— Start of Listed records —
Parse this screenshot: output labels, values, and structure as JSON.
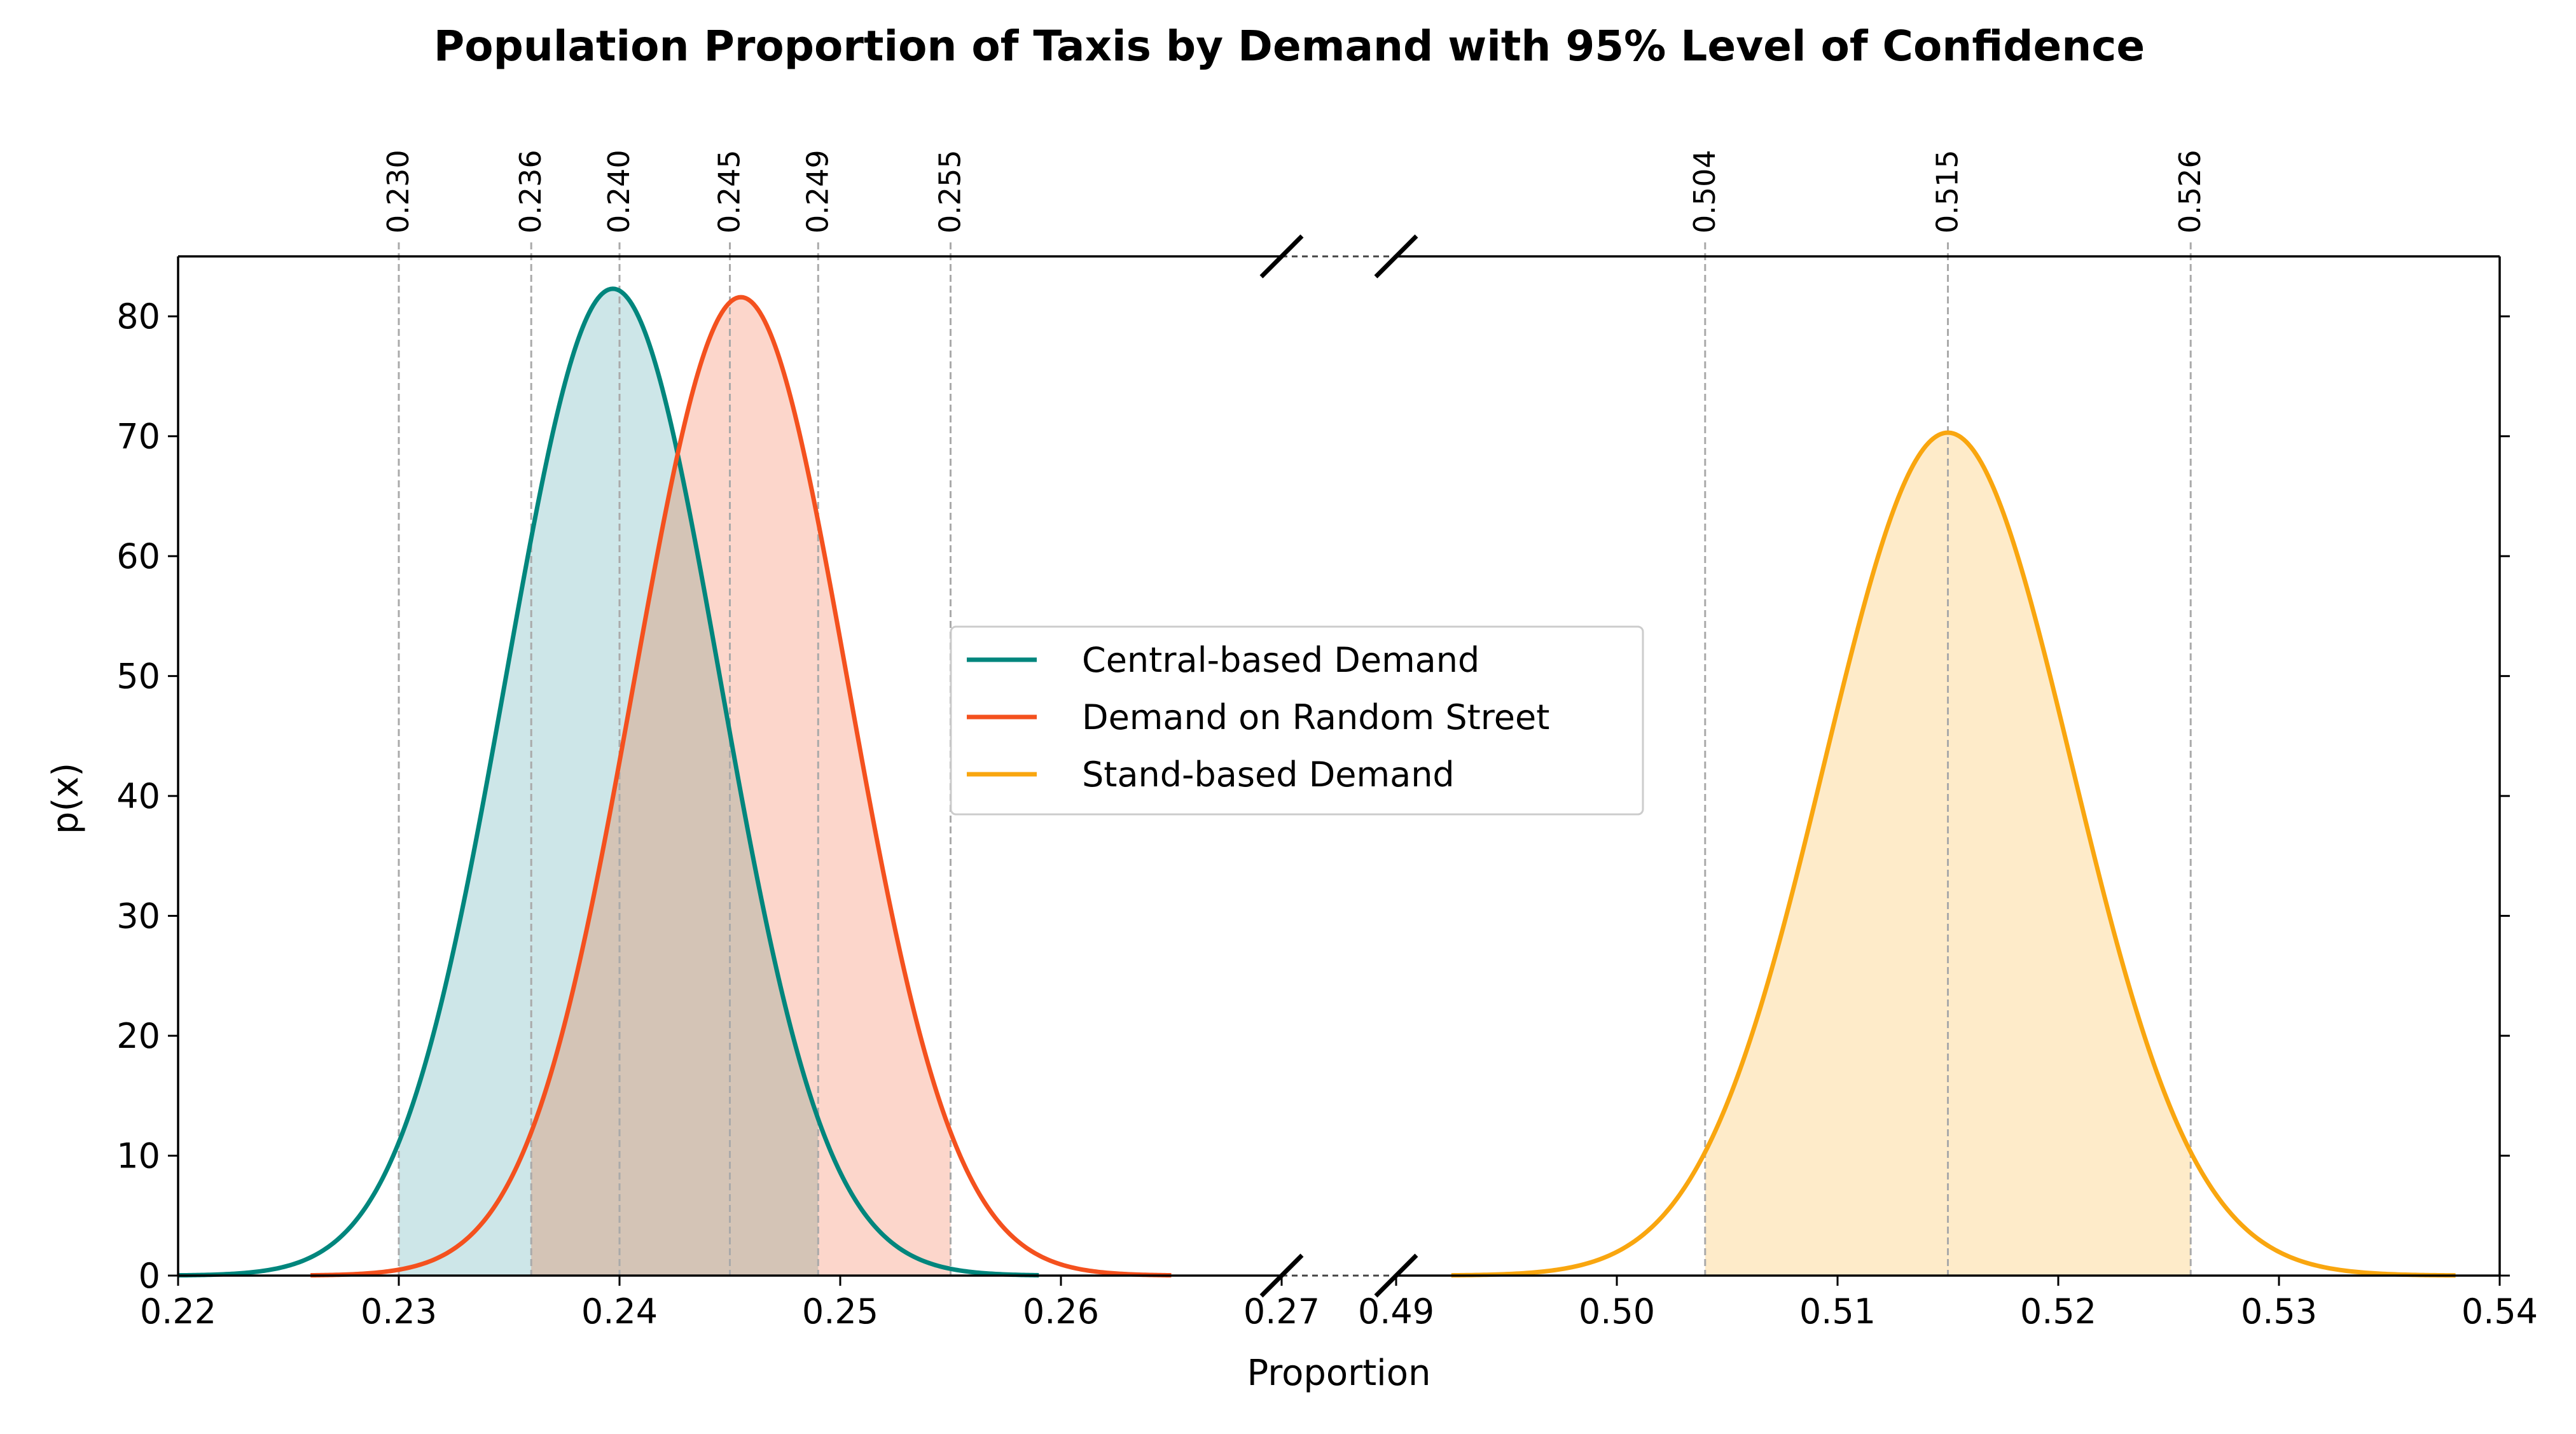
{
  "chart_data": {
    "type": "line",
    "title": "Population Proportion of Taxis by Demand with 95% Level of Confidence",
    "xlabel": "Proportion",
    "ylabel": "p(x)",
    "broken_x_axis": true,
    "xlim_left": [
      0.22,
      0.27
    ],
    "xlim_right": [
      0.49,
      0.54
    ],
    "ylim": [
      0,
      85
    ],
    "x_ticks_left": [
      "0.22",
      "0.23",
      "0.24",
      "0.25",
      "0.26",
      "0.27"
    ],
    "x_ticks_right": [
      "0.49",
      "0.50",
      "0.51",
      "0.52",
      "0.53",
      "0.54"
    ],
    "y_ticks": [
      "0",
      "10",
      "20",
      "30",
      "40",
      "50",
      "60",
      "70",
      "80"
    ],
    "top_tick_labels": [
      "0.230",
      "0.236",
      "0.240",
      "0.245",
      "0.249",
      "0.255",
      "0.504",
      "0.515",
      "0.526"
    ],
    "grid": false,
    "legend_position": "center",
    "series": [
      {
        "name": "Central-based Demand",
        "color": "#00867d",
        "fill": "#cde6e8",
        "mean": 0.2397,
        "peak": 82.3,
        "ci": [
          0.23,
          0.249
        ],
        "x_range": [
          0.22,
          0.259
        ],
        "panel": "left"
      },
      {
        "name": "Demand on Random Street",
        "color": "#f4511e",
        "fill": "#fcd6cb",
        "mean": 0.2455,
        "peak": 81.6,
        "ci": [
          0.236,
          0.255
        ],
        "x_range": [
          0.226,
          0.265
        ],
        "panel": "left"
      },
      {
        "name": "Stand-based Demand",
        "color": "#f9a60f",
        "fill": "#feebc9",
        "mean": 0.515,
        "peak": 70.3,
        "ci": [
          0.504,
          0.526
        ],
        "x_range": [
          0.4925,
          0.538
        ],
        "panel": "right"
      }
    ],
    "overlap_fill": "#d4c4b6"
  }
}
— End of Listed records —
What the task requires>
Copy the lines from the entries above in which the word "Proportion" appears.

Answer for this exercise>
    "title": "Population Proportion of Taxis by Demand with 95% Level of Confidence",
    "xlabel": "Proportion",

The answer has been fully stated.